Tasks for this exercise »
[A] List every distinct degrees-Celsius figure in the article on barley yellow dwarf virus, in order of first mention.
[B] Write out the passage of the article on barley yellow dwarf virus that opens with the words "So the virus" and closes with "infected with BYDV-RMV.".

Document section »
+--

Whose body is it anyway?

The extended phenotype of a virus

The important image is in the middle on the bottom row; a plant infected with one strain of a virus is hotter than an uninfected plant, to its left. It is also hotter than a plant infected by a different strain of the same virus, the box to the left.

About a month ago now, the headline of a press release grabbed my attention, in a good way. 1 Disease-causing virus manipulates crop plants to favor its vector. I had to read it, and the original paper. No longer being in the business of science journalism, I did nothing with my amazement, until now.

The story, in a nutshell:

The most widespread disease of barley is caused by a virus called barley yellow dwarf virus (BYDV). The virus is spread by aphids, and different strains of the virus are spread by different species of aphid. BYDV-PAV is spread by Rhophalosiphum padi, while BYDV-RMV is spread by Rophalosiphum maidis. R. maidis is bigger than R. padi and competes with it.

When they’re alone on a plant, even one infected with BYDV, each aphid species prefers to hang out on the lower leaves and stems, which are cooler. But when both species are present, R. padi moves up the plant where, even though it is warmer, it can feed undisturbed by its competitor.

Here comes the first tricky bit of science: R. padi that harbour BYDV can stand hotter temperatures than uninfected R. padi and higher temperatures than R. maidis, infected and clean. How do they know? The press release explains beautifully:

[T]he scientists placed the insects, both with and without viruses, onto a critical temperature maxima setup2 and slowly increased the temperature until the aphids stopped moving. They recorded the maximum temperature as the point when the aphids turned upside down and could no longer return to an upright position. Afterward, they returned the aphids to their plants to recover.

That last bit makes me happy. ”Viruliferous” R. padi can withstand a temperature 8°C higher than virus-free aphids. That tolerance can be seen in higher levels of three heat-shock proteins that are not affected by heat in virus-free aphids. And the heat tolerance has consequences.

In the absence of viral infection or competition between aphid species, increasing air temperatures from 15 to 28 °C tripled the lifespan of R. padi while reducing that of R. maidis by half.

R. padi also laid twice as many eggs at 28 than at 15°C while R. maidis laid fewer than half as many. Twice the eggs for three times as long; the benefits of being heat tolerant. But there’s more. The virus boosts lifespan a bit, and fecundity a lot, more than threefold for R. padi and more than two-fold for R. maidis.

So the virus allows R. padi to use parts of the plant that it normally would not, and makes it produce more eggs. The aphid is clearly part of the virus’s extended phenotype.3 But there’s even more.

Plants infected with BYDV-PAV are consistently around 3°C hotter, even in a controlled temperature environment, than uninfected plant and plants infected with BYDV-RMV.

That’s insane. The plants are running a temperature.4

The BYDV-RAV strain makes its host plant hotter; it also makes the aphid that spreads it more tolerant to heat; it also makes the aphid produce more eggs over its lifetime.

+--

Page layout parsing data

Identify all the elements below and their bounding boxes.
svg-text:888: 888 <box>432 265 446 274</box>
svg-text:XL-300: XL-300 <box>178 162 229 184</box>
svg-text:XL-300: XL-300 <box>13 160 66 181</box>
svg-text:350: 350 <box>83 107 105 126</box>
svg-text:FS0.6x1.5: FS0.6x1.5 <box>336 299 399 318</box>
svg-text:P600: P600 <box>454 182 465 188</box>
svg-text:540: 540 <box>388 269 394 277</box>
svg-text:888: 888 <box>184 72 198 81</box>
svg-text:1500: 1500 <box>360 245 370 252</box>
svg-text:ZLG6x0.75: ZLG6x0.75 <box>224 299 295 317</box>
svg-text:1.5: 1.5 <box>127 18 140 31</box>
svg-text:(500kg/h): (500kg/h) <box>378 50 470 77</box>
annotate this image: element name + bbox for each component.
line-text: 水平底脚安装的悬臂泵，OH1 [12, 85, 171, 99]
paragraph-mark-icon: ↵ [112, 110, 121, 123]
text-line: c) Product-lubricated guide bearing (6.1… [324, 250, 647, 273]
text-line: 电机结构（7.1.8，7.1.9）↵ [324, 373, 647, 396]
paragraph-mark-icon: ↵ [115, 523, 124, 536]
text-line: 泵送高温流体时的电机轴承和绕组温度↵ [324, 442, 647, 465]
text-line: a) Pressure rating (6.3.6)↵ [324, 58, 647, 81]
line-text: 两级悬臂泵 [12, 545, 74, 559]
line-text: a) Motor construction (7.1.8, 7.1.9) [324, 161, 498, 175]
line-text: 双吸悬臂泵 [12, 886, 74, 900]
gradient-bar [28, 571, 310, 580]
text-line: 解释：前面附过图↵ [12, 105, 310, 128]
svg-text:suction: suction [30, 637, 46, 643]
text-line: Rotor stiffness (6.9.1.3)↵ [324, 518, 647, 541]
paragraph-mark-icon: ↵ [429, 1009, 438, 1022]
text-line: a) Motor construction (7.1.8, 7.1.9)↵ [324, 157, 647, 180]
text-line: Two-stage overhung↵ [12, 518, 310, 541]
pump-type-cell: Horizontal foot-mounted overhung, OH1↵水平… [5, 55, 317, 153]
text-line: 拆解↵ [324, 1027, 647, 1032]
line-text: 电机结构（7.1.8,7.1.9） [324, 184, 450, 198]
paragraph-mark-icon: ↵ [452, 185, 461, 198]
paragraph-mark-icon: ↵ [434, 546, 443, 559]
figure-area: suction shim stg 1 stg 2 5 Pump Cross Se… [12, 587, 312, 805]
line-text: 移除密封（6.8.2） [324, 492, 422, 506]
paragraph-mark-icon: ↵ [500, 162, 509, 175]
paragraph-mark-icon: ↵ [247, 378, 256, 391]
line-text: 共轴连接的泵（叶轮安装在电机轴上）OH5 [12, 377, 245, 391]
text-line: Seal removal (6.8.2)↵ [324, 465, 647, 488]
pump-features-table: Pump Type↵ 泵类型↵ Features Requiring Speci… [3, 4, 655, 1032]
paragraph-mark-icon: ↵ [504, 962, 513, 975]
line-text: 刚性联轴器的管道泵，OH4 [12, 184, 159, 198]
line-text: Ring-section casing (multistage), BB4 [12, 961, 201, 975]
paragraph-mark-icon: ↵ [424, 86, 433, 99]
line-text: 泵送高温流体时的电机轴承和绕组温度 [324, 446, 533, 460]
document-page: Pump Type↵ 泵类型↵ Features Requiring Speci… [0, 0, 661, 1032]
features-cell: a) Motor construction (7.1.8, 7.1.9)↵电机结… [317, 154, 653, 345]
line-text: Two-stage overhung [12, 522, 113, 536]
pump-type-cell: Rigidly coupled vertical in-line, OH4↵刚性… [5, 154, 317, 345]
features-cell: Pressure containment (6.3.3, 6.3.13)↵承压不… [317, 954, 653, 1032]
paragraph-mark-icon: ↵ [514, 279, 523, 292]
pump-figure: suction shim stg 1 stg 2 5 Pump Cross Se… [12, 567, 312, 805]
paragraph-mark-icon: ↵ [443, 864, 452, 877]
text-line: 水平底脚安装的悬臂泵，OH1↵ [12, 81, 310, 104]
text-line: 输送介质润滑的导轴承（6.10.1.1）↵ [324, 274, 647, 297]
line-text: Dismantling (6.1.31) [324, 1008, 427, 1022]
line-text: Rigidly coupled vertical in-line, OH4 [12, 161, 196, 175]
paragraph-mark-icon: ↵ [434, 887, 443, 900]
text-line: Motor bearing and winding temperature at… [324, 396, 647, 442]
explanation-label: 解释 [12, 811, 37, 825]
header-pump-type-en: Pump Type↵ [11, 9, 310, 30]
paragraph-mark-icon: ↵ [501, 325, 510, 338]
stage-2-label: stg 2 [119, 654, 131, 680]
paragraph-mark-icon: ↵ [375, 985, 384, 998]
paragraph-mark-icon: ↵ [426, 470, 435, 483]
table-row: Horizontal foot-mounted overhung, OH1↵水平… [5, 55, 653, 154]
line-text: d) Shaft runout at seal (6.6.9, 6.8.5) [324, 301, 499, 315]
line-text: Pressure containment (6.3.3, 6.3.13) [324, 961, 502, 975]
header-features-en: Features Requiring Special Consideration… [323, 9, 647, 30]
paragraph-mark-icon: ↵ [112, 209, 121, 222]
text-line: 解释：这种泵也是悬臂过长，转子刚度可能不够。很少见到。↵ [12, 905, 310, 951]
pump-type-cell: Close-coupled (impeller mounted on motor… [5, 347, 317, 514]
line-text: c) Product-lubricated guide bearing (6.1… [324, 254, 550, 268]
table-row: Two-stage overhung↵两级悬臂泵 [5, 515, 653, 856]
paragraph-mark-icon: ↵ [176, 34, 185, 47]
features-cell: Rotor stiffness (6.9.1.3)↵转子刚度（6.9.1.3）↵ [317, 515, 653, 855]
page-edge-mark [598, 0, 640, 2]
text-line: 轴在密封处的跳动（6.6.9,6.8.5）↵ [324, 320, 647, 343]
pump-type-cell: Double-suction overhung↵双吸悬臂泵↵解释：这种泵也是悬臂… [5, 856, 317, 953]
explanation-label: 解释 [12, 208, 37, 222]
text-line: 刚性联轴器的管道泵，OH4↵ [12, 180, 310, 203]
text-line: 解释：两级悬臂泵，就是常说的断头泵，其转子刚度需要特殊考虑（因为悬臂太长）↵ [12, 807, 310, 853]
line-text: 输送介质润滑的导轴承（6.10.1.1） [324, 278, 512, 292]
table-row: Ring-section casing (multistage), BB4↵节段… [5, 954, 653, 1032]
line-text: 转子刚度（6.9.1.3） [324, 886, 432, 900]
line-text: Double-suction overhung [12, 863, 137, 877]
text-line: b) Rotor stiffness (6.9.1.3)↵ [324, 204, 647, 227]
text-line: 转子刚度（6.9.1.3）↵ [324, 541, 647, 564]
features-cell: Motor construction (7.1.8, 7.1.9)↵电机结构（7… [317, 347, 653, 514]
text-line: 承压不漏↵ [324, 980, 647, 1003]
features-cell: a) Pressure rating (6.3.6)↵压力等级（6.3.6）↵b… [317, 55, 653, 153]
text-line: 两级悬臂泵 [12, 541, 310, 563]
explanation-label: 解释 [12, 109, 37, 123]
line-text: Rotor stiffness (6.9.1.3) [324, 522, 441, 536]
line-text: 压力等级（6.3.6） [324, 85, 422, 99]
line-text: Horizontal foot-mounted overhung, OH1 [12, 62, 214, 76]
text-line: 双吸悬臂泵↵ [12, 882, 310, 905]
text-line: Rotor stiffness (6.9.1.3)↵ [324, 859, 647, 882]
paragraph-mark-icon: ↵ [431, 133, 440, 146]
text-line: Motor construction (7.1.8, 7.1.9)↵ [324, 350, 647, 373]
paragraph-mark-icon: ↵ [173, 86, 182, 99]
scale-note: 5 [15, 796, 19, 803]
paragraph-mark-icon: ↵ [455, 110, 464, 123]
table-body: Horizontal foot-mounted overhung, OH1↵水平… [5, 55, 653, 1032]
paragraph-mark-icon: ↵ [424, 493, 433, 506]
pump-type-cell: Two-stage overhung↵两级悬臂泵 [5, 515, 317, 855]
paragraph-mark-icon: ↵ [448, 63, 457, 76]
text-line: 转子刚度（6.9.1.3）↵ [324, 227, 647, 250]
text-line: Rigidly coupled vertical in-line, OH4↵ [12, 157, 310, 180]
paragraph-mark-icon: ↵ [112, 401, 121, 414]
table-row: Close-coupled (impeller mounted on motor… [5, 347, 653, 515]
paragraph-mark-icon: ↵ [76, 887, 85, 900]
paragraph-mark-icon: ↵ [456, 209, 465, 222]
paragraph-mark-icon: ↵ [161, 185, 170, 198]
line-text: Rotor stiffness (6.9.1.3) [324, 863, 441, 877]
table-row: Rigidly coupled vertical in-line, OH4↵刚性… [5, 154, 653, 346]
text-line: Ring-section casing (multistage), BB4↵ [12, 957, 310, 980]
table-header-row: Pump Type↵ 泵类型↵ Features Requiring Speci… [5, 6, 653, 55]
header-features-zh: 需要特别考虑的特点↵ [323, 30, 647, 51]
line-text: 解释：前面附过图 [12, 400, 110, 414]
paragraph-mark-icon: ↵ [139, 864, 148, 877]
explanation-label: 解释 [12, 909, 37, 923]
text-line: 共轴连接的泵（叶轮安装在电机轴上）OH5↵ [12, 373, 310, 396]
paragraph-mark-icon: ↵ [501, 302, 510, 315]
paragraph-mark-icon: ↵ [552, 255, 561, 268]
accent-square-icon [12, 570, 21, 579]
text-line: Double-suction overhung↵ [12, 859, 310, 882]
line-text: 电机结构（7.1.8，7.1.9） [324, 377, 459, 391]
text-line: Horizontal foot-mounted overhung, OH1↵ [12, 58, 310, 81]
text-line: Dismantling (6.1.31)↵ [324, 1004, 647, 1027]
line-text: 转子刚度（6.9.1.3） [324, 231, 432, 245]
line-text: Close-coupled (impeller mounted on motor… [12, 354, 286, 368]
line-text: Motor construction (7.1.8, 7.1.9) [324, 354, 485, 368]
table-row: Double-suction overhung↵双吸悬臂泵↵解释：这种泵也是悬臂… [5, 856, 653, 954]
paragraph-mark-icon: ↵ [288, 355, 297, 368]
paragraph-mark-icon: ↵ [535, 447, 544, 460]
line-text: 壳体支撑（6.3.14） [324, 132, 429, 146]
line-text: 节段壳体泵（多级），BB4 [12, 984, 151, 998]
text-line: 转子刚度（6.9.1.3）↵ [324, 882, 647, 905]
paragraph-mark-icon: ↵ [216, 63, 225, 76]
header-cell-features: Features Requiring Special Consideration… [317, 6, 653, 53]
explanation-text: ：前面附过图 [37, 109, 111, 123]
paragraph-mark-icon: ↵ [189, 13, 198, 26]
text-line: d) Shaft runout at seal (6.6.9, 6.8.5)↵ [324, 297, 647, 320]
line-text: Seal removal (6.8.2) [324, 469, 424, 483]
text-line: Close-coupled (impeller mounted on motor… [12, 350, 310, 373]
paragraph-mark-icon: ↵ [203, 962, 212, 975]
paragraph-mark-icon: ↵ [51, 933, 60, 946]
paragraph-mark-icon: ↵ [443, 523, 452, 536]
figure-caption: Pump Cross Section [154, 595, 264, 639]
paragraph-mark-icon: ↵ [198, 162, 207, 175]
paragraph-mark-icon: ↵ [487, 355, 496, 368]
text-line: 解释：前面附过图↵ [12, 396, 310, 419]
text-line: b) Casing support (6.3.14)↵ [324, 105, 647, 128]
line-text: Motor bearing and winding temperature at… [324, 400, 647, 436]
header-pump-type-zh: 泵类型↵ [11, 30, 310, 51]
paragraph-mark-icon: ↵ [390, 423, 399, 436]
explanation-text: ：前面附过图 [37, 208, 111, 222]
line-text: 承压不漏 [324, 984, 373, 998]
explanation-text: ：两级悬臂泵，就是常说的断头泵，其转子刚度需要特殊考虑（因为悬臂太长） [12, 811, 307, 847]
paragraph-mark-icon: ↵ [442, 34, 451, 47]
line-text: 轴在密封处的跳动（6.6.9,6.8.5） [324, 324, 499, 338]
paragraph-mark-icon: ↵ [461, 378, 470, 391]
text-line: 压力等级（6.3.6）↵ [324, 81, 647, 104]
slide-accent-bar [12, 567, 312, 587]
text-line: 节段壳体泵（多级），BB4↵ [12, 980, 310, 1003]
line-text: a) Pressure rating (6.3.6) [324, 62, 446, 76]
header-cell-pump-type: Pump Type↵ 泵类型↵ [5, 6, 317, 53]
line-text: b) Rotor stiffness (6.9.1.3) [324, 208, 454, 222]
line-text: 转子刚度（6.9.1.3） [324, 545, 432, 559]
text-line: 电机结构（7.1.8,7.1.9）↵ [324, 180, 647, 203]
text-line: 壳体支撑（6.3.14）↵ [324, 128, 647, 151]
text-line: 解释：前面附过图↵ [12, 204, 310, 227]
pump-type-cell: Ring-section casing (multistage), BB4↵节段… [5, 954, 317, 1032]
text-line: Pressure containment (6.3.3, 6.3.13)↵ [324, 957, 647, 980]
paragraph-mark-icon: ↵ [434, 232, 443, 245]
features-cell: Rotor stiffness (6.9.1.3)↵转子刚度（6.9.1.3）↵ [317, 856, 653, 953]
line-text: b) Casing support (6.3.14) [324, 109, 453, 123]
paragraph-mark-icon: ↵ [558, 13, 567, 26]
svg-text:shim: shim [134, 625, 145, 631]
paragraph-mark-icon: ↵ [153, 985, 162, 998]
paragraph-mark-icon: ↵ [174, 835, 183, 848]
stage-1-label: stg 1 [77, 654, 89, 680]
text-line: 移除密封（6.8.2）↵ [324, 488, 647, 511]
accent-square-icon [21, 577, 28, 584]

+--

Outputs in order »
[A] 8°C, 15 °C, 28 °C, 3°C

[B]
So the virus allows R. padi to use parts of the plant that it normally would not, and makes it produce more eggs. The aphid is clearly part of the virus’s extended phenotype.3 But there’s even more.

Plants infected with BYDV-PAV are consistently around 3°C hotter, even in a controlled temperature environment, than uninfected plant and plants infected with BYDV-RMV.